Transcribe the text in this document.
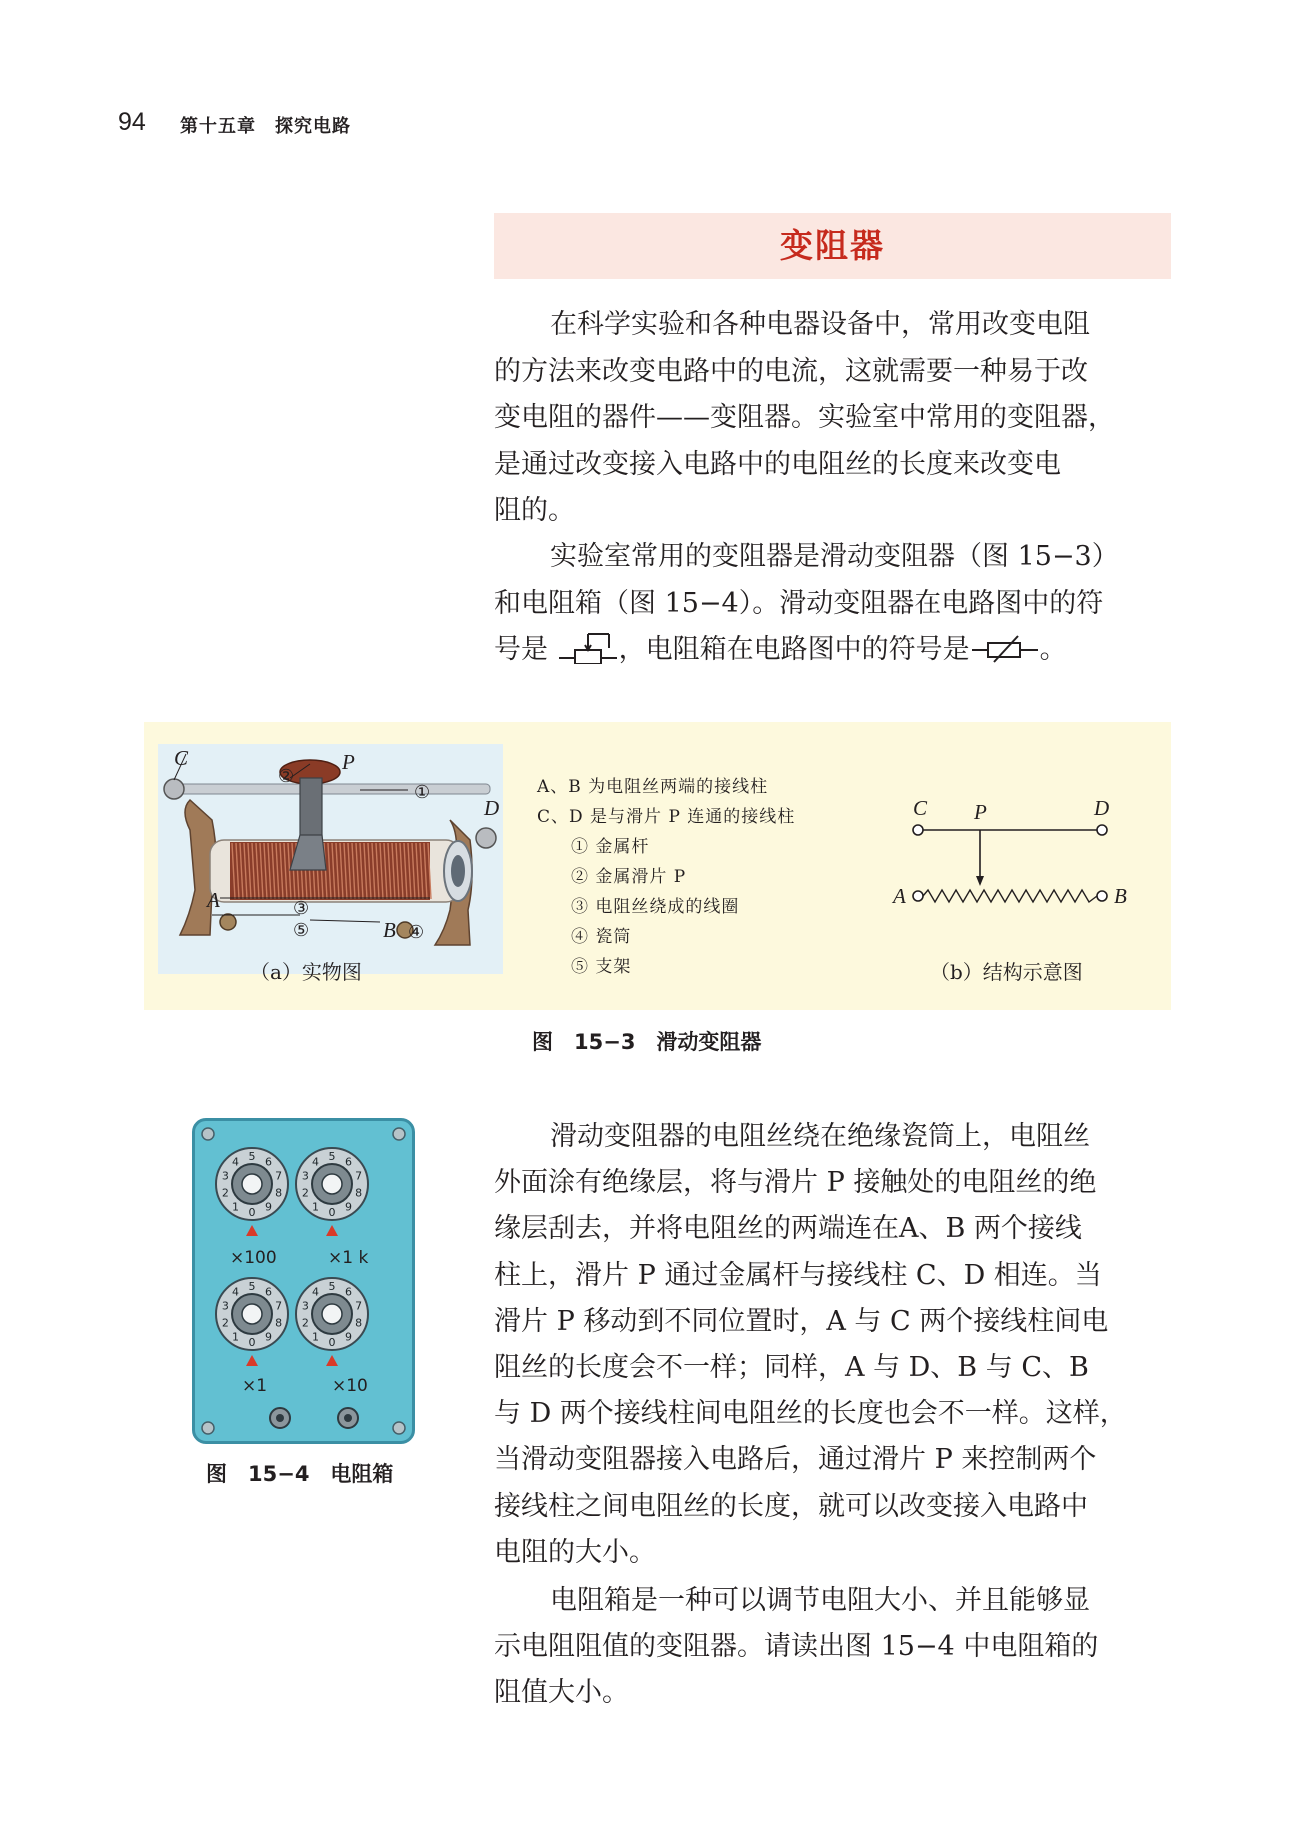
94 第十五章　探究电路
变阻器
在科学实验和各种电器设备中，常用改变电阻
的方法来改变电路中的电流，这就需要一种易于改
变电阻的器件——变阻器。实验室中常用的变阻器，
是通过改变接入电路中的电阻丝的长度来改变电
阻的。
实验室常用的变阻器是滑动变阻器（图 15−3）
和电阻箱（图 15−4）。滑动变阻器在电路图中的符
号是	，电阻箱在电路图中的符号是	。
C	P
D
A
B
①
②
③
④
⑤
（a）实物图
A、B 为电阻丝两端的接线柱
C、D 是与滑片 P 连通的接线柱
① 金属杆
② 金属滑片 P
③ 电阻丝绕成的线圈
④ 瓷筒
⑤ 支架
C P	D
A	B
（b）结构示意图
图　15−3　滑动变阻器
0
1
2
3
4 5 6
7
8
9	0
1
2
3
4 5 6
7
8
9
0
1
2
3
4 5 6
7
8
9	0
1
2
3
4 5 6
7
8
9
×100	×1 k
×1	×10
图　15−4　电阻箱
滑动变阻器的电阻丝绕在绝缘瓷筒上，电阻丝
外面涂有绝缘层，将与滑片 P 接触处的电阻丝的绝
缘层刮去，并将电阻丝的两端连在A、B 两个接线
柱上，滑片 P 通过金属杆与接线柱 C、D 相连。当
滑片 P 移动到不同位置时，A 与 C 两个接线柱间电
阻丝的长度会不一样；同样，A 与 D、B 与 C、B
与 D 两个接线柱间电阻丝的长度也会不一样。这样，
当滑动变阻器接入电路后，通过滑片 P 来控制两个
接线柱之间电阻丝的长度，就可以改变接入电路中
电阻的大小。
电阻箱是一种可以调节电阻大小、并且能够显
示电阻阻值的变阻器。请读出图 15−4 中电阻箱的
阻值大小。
==
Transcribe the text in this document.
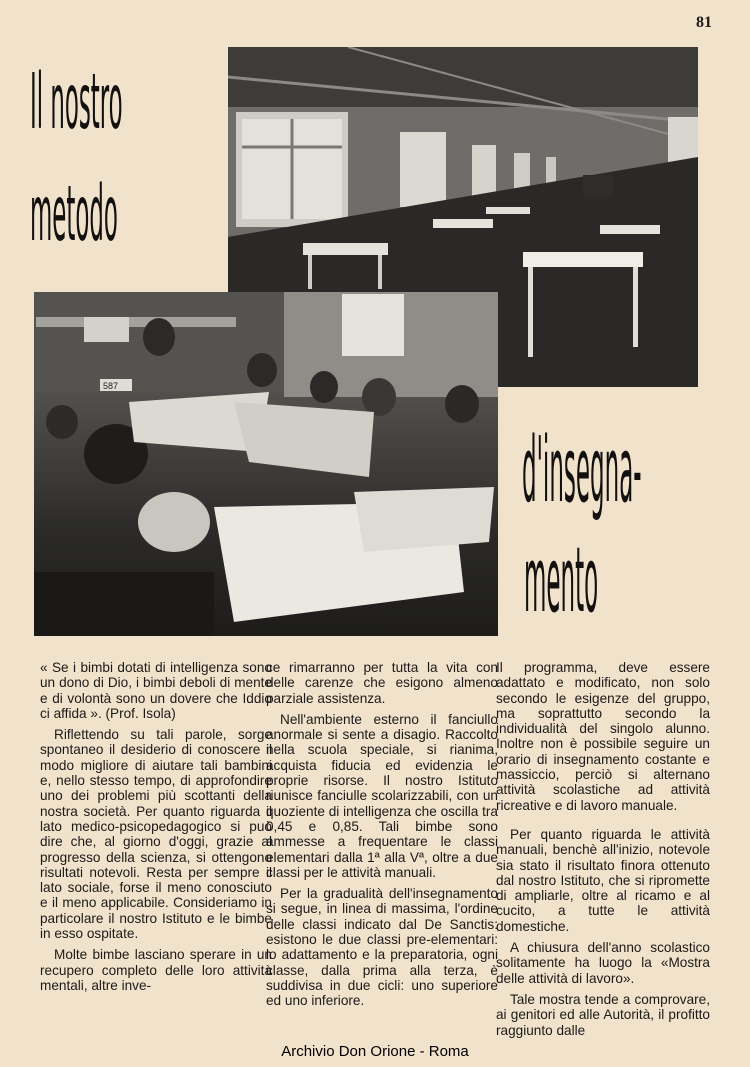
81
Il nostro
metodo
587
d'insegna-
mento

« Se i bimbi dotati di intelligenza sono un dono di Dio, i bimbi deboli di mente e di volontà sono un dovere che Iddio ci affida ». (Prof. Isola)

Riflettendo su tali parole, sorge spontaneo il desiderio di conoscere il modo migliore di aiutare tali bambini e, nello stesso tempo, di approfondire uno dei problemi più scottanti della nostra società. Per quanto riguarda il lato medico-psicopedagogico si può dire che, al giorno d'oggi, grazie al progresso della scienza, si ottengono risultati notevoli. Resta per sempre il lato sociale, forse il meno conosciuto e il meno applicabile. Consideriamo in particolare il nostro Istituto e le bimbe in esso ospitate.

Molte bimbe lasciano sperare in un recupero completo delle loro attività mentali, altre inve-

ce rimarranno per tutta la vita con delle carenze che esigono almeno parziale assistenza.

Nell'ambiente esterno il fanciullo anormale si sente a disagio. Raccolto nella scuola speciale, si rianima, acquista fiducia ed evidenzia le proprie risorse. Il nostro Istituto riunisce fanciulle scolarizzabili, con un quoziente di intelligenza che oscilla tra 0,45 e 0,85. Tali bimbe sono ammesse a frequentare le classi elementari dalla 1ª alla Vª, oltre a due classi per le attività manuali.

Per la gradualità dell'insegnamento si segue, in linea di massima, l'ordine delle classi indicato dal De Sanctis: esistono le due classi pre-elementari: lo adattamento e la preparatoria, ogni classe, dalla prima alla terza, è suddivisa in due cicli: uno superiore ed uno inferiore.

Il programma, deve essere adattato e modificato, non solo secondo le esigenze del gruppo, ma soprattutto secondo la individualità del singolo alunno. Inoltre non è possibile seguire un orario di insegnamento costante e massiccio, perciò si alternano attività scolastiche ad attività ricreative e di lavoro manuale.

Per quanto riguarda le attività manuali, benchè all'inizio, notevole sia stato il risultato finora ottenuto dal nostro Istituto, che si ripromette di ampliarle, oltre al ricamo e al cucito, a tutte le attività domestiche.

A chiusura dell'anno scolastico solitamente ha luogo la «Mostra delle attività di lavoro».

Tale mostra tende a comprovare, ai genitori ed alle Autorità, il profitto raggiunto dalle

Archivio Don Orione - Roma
* * *
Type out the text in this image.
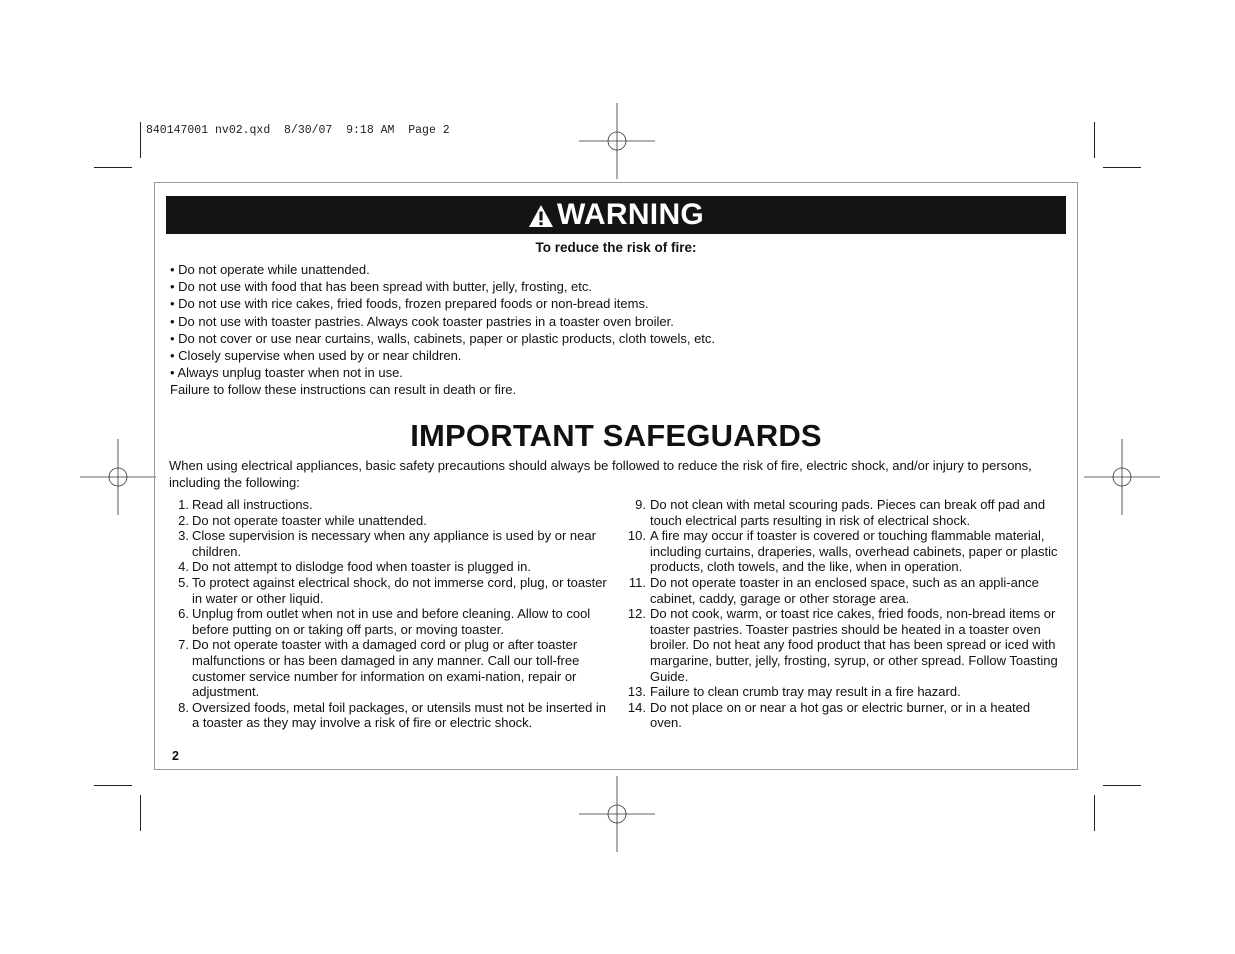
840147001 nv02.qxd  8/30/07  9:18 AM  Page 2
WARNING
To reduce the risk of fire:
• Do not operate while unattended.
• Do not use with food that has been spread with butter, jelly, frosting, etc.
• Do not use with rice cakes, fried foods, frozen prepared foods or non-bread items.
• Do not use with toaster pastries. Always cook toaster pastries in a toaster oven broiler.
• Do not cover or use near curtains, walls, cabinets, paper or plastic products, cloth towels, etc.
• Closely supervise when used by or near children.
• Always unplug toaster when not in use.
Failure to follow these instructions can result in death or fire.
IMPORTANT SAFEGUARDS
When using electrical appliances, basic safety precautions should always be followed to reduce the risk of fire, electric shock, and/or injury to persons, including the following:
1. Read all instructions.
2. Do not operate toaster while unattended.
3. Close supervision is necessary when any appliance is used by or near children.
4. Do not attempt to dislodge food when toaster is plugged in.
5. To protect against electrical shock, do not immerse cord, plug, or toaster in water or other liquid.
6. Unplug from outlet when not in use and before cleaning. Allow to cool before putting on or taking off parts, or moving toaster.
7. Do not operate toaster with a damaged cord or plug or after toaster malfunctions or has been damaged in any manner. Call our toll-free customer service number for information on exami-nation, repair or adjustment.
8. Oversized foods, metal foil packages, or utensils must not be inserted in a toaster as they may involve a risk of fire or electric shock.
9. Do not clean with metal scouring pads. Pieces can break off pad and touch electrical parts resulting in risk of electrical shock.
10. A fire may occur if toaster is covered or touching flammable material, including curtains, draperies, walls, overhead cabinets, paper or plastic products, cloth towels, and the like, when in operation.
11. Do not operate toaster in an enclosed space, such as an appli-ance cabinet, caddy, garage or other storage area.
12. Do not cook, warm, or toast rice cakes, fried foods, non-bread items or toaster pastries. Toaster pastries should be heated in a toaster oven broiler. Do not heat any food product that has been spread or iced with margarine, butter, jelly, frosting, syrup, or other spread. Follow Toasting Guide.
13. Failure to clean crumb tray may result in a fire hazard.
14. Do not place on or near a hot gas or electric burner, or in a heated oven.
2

WHAT IS REQUIRED:
Using the listing above, show every line that includes the string "spread".

COMPLETE OUTPUT:
• Do not use with food that has been spread with butter, jelly, frosting, etc.
12. Do not cook, warm, or toast rice cakes, fried foods, non-bread items or toaster pastries. Toaster pastries should be heated in a toaster oven broiler. Do not heat any food product that has been spread or iced with margarine, butter, jelly, frosting, syrup, or other spread. Follow Toasting Guide.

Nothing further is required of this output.